TASK STATEMENT. Copy out every line of the data exactly.
[start INPUT]
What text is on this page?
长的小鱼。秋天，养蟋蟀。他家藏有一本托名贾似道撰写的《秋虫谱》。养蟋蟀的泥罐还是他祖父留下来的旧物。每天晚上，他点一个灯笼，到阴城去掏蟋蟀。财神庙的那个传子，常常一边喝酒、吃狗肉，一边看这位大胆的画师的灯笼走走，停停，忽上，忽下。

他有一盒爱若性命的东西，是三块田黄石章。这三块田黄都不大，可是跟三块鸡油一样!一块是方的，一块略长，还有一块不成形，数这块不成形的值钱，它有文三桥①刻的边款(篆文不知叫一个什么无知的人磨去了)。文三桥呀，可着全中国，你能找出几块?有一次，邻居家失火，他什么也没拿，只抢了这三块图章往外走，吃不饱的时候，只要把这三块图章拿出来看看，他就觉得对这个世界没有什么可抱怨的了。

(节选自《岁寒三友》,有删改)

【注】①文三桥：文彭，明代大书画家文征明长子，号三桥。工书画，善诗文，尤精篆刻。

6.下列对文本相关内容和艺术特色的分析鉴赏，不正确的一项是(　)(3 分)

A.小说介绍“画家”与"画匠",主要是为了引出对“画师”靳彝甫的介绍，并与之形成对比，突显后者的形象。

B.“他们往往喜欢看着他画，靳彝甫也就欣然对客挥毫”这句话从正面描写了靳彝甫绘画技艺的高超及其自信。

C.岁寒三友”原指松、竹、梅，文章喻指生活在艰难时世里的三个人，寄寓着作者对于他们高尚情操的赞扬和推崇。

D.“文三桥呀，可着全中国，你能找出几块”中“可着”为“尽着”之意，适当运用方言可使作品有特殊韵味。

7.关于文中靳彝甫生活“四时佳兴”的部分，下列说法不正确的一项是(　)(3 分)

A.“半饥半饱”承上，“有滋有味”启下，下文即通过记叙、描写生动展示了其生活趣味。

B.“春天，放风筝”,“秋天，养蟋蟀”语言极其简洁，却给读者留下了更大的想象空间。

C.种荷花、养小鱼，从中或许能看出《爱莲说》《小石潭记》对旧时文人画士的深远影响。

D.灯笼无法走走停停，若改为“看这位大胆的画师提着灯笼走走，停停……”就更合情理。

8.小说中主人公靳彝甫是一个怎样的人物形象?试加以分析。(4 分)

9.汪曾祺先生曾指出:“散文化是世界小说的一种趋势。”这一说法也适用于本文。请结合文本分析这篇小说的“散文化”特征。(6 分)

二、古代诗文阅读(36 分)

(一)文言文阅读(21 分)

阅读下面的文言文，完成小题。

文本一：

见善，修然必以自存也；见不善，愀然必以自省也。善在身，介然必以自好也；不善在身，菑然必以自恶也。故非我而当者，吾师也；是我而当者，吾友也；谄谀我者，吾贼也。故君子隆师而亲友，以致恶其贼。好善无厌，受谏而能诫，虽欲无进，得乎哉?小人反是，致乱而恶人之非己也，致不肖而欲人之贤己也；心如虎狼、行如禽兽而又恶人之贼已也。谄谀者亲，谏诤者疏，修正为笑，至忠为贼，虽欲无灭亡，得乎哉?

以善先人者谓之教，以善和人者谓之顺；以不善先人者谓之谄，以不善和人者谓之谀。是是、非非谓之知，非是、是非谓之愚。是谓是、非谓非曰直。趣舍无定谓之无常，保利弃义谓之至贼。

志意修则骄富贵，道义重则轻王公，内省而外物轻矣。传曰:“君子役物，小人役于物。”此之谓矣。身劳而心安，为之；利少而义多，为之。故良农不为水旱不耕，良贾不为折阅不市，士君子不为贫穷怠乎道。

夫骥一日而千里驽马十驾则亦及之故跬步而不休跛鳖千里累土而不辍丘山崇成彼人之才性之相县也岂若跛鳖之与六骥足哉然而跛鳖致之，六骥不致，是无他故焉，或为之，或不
[end INPUT]
CORRECT OUTPUT.
What text is on this page?
长的小鱼。秋天，养蟋蟀。他家藏有一本托名贾似道撰写的《秋虫谱》。养蟋蟀的泥罐还是他祖父留下来的旧物。每天晚上，他点一个灯笼，到阴城去掏蟋蟀。财神庙的那个传子，常常一边喝酒、吃狗肉，一边看这位大胆的画师的灯笼走走，停停，忽上，忽下。

他有一盒爱若性命的东西，是三块田黄石章。这三块田黄都不大，可是跟三块鸡油一样!一块是方的，一块略长，还有一块不成形，数这块不成形的值钱，它有文三桥①刻的边款(篆文不知叫一个什么无知的人磨去了)。文三桥呀，可着全中国，你能找出几块?有一次，邻居家失火，他什么也没拿，只抢了这三块图章往外走，吃不饱的时候，只要把这三块图章拿出来看看，他就觉得对这个世界没有什么可抱怨的了。

(节选自《岁寒三友》,有删改)

【注】①文三桥：文彭，明代大书画家文征明长子，号三桥。工书画，善诗文，尤精篆刻。

6.下列对文本相关内容和艺术特色的分析鉴赏，不正确的一项是(　)(3 分)

A.小说介绍“画家”与"画匠",主要是为了引出对“画师”靳彝甫的介绍，并与之形成对比，突显后者的形象。

B.“他们往往喜欢看着他画，靳彝甫也就欣然对客挥毫”这句话从正面描写了靳彝甫绘画技艺的高超及其自信。

C.岁寒三友”原指松、竹、梅，文章喻指生活在艰难时世里的三个人，寄寓着作者对于他们高尚情操的赞扬和推崇。

D.“文三桥呀，可着全中国，你能找出几块”中“可着”为“尽着”之意，适当运用方言可使作品有特殊韵味。

7.关于文中靳彝甫生活“四时佳兴”的部分，下列说法不正确的一项是(　)(3 分)

A.“半饥半饱”承上，“有滋有味”启下，下文即通过记叙、描写生动展示了其生活趣味。

B.“春天，放风筝”,“秋天，养蟋蟀”语言极其简洁，却给读者留下了更大的想象空间。

C.种荷花、养小鱼，从中或许能看出《爱莲说》《小石潭记》对旧时文人画士的深远影响。

D.灯笼无法走走停停，若改为“看这位大胆的画师提着灯笼走走，停停……”就更合情理。

8.小说中主人公靳彝甫是一个怎样的人物形象?试加以分析。(4 分)

9.汪曾祺先生曾指出:“散文化是世界小说的一种趋势。”这一说法也适用于本文。请结合文本分析这篇小说的“散文化”特征。(6 分)

二、古代诗文阅读(36 分)

(一)文言文阅读(21 分)

阅读下面的文言文，完成小题。

文本一：

见善，修然必以自存也；见不善，愀然必以自省也。善在身，介然必以自好也；不善在身，菑然必以自恶也。故非我而当者，吾师也；是我而当者，吾友也；谄谀我者，吾贼也。故君子隆师而亲友，以致恶其贼。好善无厌，受谏而能诫，虽欲无进，得乎哉?小人反是，致乱而恶人之非己也，致不肖而欲人之贤己也；心如虎狼、行如禽兽而又恶人之贼已也。谄谀者亲，谏诤者疏，修正为笑，至忠为贼，虽欲无灭亡，得乎哉?

以善先人者谓之教，以善和人者谓之顺；以不善先人者谓之谄，以不善和人者谓之谀。是是、非非谓之知，非是、是非谓之愚。是谓是、非谓非曰直。趣舍无定谓之无常，保利弃义谓之至贼。

志意修则骄富贵，道义重则轻王公，内省而外物轻矣。传曰:“君子役物，小人役于物。”此之谓矣。身劳而心安，为之；利少而义多，为之。故良农不为水旱不耕，良贾不为折阅不市，士君子不为贫穷怠乎道。

夫骥一日而千里驽马十驾则亦及之故跬步而不休跛鳖千里累土而不辍丘山崇成彼人之才性之相县也岂若跛鳖之与六骥足哉然而跛鳖致之，六骥不致，是无他故焉，或为之，或不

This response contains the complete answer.